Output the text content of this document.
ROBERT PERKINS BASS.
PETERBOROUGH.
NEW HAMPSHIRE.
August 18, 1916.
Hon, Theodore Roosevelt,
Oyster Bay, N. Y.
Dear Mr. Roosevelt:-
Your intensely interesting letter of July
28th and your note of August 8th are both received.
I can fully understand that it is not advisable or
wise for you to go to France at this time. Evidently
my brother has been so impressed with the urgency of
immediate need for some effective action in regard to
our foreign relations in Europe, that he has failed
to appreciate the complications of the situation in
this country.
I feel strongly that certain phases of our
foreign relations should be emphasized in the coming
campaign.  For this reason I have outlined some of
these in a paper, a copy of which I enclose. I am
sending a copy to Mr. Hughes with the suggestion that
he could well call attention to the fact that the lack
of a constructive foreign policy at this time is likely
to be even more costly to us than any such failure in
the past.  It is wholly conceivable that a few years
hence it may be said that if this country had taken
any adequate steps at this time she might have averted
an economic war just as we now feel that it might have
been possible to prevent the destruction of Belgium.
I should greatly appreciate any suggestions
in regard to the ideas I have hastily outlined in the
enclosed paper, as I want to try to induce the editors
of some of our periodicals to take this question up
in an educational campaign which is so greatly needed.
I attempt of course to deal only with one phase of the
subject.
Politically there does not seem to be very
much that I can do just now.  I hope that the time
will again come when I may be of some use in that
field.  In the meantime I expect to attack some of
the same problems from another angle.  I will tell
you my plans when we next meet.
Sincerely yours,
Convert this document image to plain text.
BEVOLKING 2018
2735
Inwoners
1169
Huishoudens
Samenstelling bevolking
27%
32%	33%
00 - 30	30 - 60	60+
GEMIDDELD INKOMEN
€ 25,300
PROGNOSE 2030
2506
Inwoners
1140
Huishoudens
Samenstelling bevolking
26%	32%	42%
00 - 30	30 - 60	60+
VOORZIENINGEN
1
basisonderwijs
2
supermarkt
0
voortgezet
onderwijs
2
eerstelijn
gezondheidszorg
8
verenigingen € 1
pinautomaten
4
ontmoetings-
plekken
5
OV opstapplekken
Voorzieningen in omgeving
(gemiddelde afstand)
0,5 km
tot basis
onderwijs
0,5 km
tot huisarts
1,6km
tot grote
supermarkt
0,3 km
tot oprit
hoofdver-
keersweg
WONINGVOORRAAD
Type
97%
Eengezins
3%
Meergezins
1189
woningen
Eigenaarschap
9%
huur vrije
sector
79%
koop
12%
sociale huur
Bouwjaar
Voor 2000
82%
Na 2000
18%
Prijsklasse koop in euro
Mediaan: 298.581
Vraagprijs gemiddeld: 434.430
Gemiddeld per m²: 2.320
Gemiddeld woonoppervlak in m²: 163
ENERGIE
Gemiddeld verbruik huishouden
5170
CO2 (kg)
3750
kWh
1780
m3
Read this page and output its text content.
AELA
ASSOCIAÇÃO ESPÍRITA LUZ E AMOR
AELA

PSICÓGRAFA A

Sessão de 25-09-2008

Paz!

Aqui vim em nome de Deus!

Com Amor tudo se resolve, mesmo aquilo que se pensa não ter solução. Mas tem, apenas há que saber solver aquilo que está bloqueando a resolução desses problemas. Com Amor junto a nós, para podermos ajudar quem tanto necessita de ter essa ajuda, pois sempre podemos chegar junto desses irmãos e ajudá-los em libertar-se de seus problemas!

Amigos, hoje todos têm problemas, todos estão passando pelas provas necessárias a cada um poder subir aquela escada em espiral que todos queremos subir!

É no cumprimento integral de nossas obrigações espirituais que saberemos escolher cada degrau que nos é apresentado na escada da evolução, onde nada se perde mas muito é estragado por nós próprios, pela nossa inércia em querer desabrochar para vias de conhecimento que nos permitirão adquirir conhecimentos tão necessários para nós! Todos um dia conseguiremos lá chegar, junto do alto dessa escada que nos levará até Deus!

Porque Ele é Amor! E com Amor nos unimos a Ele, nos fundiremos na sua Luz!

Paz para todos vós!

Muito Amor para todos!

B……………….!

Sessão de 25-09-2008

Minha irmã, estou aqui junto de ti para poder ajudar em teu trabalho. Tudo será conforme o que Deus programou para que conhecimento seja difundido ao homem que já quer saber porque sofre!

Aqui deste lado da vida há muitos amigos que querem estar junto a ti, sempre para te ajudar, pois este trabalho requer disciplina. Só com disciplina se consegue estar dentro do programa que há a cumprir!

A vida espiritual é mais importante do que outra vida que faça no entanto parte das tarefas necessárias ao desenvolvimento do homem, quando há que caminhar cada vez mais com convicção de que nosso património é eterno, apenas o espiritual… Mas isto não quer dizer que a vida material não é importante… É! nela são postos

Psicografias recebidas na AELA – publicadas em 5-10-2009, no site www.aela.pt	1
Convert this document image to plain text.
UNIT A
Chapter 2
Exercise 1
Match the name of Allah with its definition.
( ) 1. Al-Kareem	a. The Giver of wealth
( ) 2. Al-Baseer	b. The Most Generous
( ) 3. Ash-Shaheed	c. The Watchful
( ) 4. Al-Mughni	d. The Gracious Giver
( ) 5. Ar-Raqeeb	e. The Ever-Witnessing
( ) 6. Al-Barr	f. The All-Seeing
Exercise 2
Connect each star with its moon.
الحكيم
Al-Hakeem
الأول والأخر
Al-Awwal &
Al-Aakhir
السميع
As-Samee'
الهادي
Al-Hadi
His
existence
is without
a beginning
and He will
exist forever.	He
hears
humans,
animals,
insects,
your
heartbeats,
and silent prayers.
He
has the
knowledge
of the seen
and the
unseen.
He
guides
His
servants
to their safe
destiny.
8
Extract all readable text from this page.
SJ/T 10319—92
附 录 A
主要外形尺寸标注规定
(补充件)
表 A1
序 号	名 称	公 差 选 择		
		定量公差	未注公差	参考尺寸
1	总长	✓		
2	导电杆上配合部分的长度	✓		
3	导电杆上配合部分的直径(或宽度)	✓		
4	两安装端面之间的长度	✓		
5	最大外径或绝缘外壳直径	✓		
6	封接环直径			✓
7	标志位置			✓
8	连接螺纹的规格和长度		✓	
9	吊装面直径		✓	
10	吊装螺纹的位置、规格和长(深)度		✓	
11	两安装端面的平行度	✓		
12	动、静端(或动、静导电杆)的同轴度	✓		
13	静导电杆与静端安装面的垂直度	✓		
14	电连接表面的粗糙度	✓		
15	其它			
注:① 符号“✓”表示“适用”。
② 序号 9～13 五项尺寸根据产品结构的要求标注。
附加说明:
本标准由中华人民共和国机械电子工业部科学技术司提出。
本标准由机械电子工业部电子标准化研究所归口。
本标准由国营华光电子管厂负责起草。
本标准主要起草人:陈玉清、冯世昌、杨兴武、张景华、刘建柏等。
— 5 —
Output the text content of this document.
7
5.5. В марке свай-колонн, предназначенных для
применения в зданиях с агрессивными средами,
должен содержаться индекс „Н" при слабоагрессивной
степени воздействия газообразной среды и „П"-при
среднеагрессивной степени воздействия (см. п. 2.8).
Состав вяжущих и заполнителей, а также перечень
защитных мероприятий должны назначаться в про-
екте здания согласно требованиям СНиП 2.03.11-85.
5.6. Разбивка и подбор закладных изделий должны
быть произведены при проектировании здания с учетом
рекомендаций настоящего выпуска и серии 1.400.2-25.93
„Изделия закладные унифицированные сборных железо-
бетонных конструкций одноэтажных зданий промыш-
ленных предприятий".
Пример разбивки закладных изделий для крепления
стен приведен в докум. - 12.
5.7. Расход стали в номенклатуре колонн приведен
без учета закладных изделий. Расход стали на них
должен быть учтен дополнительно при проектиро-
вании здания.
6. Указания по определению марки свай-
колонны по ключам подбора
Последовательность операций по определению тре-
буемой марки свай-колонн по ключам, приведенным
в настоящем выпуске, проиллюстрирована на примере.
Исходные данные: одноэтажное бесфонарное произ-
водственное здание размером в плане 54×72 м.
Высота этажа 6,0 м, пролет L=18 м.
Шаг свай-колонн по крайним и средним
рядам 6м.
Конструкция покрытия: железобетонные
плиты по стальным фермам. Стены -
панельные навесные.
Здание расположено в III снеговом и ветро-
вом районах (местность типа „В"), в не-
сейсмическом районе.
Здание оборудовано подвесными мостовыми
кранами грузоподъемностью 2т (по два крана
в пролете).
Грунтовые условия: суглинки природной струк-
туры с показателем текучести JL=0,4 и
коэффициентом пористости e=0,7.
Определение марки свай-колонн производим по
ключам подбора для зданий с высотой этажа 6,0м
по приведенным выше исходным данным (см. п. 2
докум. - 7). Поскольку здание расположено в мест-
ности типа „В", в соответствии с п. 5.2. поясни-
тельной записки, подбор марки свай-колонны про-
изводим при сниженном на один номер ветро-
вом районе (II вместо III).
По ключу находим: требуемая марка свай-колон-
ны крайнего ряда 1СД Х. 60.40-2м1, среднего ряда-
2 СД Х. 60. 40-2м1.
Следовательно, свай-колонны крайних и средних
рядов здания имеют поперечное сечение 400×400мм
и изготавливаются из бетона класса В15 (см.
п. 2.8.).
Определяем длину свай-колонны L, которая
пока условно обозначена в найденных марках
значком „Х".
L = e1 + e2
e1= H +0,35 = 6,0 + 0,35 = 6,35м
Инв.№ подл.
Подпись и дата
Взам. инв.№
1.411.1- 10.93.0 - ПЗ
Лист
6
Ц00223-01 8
********
### Work to complete
From the entries above, copy out every line where the string "should" appears.

### Expected answer
foreign relations should be emphasized in the coming
I should greatly appreciate any suggestions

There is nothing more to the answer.